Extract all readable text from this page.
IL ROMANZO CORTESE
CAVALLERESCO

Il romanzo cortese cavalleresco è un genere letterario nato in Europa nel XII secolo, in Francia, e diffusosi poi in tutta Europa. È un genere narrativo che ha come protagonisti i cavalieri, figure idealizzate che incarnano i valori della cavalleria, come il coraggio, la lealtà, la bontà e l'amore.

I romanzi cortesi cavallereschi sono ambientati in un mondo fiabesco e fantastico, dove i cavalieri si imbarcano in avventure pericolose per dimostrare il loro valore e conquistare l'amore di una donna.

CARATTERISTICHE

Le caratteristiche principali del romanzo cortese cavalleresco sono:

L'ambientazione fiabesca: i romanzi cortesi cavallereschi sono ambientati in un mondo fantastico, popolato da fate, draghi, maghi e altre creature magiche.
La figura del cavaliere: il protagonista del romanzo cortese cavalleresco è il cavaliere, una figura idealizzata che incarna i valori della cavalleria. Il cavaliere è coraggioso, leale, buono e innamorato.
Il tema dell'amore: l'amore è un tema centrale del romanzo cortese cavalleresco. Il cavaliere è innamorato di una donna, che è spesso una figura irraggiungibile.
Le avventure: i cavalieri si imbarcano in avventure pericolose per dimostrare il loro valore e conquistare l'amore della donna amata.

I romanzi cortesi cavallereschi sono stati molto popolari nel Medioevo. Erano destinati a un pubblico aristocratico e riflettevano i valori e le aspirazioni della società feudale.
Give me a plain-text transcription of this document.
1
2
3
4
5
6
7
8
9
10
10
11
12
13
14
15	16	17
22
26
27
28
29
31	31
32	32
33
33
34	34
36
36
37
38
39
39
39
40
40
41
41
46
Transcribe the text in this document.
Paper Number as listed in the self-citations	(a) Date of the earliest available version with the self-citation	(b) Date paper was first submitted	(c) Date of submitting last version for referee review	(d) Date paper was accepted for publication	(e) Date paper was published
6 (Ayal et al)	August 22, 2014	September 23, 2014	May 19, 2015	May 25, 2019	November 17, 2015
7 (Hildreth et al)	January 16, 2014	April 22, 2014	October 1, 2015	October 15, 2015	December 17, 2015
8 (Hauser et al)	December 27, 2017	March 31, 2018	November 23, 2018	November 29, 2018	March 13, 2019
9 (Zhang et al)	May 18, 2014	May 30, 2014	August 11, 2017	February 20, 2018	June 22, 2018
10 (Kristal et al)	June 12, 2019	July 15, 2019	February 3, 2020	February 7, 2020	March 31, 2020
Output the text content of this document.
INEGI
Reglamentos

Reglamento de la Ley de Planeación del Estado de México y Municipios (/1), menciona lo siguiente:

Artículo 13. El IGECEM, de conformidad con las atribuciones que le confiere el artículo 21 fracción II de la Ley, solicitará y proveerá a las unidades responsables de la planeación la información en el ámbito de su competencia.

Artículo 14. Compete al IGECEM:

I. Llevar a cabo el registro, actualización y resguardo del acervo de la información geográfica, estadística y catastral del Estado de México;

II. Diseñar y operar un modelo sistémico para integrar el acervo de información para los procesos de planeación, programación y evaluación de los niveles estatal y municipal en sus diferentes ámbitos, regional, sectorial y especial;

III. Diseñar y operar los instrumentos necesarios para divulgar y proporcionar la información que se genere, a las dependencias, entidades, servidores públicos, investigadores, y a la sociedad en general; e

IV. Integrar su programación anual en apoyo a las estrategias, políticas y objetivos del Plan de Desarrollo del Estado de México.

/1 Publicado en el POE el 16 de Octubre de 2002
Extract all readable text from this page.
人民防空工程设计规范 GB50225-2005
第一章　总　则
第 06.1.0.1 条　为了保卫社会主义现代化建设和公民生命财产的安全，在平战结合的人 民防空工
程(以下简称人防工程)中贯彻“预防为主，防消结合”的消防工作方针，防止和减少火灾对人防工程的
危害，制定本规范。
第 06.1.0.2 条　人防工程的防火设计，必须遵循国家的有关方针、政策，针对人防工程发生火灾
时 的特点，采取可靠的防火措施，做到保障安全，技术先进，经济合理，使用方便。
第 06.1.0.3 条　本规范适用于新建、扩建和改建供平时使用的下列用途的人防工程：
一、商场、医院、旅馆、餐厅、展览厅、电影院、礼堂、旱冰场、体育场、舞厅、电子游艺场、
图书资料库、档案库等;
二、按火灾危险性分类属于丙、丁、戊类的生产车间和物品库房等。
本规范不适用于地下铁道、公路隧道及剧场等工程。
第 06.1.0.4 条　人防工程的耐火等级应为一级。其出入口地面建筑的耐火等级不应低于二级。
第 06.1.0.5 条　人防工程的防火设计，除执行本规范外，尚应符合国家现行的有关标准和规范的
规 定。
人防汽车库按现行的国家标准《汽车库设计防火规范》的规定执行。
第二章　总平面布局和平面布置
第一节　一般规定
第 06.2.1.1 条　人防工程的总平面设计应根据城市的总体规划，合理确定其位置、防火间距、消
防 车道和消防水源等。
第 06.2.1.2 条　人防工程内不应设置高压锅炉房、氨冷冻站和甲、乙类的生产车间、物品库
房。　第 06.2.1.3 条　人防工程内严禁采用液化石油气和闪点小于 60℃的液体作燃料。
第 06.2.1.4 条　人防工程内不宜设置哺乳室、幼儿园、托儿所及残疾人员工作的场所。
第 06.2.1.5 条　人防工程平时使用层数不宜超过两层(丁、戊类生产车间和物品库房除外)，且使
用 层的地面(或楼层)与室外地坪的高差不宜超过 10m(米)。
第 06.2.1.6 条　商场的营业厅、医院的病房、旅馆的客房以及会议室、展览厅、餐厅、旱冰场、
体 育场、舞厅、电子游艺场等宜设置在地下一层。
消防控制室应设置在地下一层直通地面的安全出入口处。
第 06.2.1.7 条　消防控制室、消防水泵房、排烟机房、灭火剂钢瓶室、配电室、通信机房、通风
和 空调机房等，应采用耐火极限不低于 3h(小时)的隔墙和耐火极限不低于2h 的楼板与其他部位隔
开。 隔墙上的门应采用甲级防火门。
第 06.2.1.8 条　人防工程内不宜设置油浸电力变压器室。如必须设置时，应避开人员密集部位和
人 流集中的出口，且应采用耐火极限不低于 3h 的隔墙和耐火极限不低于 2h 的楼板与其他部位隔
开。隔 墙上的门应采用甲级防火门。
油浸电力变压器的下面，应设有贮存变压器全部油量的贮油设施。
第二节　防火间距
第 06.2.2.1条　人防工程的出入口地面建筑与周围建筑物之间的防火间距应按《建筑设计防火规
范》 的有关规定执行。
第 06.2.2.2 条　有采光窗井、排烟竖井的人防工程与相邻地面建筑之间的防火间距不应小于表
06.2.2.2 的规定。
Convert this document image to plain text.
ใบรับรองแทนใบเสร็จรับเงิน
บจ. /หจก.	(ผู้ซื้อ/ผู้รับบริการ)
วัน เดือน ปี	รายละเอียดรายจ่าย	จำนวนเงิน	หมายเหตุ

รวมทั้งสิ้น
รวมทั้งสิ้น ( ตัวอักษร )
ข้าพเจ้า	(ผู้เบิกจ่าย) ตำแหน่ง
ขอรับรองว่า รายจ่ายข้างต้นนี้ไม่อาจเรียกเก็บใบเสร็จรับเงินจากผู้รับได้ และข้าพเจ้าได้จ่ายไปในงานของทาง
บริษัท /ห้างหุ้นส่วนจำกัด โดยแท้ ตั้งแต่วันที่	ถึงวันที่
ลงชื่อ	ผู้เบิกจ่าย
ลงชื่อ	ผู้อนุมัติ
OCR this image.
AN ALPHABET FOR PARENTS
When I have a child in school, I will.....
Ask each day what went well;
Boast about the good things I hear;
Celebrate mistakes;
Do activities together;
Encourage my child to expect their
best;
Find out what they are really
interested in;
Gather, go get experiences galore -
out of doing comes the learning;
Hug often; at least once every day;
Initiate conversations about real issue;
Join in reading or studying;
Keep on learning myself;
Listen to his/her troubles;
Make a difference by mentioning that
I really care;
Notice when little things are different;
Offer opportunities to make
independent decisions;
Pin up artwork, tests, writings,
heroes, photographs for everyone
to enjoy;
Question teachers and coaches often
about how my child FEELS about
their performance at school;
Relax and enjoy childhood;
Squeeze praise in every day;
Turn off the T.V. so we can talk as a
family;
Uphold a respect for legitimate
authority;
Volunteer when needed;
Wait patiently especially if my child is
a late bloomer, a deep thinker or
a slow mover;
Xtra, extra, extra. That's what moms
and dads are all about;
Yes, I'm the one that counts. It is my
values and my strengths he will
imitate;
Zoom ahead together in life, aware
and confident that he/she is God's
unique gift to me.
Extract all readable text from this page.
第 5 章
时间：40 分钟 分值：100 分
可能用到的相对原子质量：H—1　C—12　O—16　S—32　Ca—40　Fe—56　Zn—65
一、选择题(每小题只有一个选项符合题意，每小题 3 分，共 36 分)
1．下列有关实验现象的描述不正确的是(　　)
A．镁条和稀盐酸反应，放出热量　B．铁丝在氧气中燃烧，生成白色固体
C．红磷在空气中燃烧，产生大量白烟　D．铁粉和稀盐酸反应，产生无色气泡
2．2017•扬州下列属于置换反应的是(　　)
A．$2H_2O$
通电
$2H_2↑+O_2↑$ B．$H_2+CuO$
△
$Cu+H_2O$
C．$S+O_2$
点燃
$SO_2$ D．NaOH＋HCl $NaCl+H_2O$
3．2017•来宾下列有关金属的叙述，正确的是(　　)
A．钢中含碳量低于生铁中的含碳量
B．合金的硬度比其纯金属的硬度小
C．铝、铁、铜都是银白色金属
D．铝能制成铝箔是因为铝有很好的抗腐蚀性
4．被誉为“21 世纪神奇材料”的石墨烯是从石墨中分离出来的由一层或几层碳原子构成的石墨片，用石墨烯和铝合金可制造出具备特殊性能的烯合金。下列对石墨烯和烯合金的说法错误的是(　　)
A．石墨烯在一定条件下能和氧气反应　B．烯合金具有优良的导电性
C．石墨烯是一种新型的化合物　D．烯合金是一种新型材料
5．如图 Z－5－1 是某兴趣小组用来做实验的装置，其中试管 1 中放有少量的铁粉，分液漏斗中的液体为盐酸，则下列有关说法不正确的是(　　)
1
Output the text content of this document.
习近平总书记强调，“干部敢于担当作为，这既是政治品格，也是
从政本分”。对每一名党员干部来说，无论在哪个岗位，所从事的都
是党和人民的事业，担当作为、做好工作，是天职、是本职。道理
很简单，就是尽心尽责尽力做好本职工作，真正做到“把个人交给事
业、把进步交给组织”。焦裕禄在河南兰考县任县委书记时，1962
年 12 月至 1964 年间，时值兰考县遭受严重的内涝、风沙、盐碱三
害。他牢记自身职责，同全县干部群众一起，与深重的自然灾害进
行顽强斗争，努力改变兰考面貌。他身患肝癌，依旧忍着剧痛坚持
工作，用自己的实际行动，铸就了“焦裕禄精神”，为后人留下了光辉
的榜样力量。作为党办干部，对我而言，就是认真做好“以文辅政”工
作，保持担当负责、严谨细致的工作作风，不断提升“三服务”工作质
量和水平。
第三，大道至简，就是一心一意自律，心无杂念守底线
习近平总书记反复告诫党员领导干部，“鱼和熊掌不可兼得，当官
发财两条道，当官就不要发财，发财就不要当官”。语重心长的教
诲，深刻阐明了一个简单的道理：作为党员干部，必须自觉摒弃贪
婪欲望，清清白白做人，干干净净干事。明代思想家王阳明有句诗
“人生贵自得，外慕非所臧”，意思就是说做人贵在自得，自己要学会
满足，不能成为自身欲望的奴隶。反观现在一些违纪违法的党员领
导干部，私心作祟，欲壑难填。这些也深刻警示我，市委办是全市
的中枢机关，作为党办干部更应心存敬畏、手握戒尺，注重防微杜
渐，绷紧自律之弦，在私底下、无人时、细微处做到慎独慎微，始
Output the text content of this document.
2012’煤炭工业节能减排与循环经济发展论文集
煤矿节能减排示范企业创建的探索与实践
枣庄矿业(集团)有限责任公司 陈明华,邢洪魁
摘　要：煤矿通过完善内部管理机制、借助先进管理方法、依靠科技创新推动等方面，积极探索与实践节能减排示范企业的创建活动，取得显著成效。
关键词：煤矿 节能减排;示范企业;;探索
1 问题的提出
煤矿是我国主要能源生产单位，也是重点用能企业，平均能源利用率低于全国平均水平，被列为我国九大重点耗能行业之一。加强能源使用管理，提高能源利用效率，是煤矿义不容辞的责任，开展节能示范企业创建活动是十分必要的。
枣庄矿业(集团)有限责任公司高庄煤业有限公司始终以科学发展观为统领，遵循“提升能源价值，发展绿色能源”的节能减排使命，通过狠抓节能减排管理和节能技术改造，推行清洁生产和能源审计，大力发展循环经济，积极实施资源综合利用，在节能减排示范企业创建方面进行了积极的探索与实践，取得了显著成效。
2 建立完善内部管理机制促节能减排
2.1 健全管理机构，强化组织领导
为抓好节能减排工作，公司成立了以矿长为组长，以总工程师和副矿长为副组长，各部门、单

○ ○ ○ ○

• Work required:
Where a line in the entries holds "donna", copy that line.

• Solution to this problem:
I romanzi cortesi cavallereschi sono ambientati in un mondo fiabesco e fantastico, dove i cavalieri si imbarcano in avventure pericolose per dimostrare il loro valore e conquistare l'amore di una donna.
Il tema dell'amore: l'amore è un tema centrale del romanzo cortese cavalleresco. Il cavaliere è innamorato di una donna, che è spesso una figura irraggiungibile.
Le avventure: i cavalieri si imbarcano in avventure pericolose per dimostrare il loro valore e conquistare l'amore della donna amata.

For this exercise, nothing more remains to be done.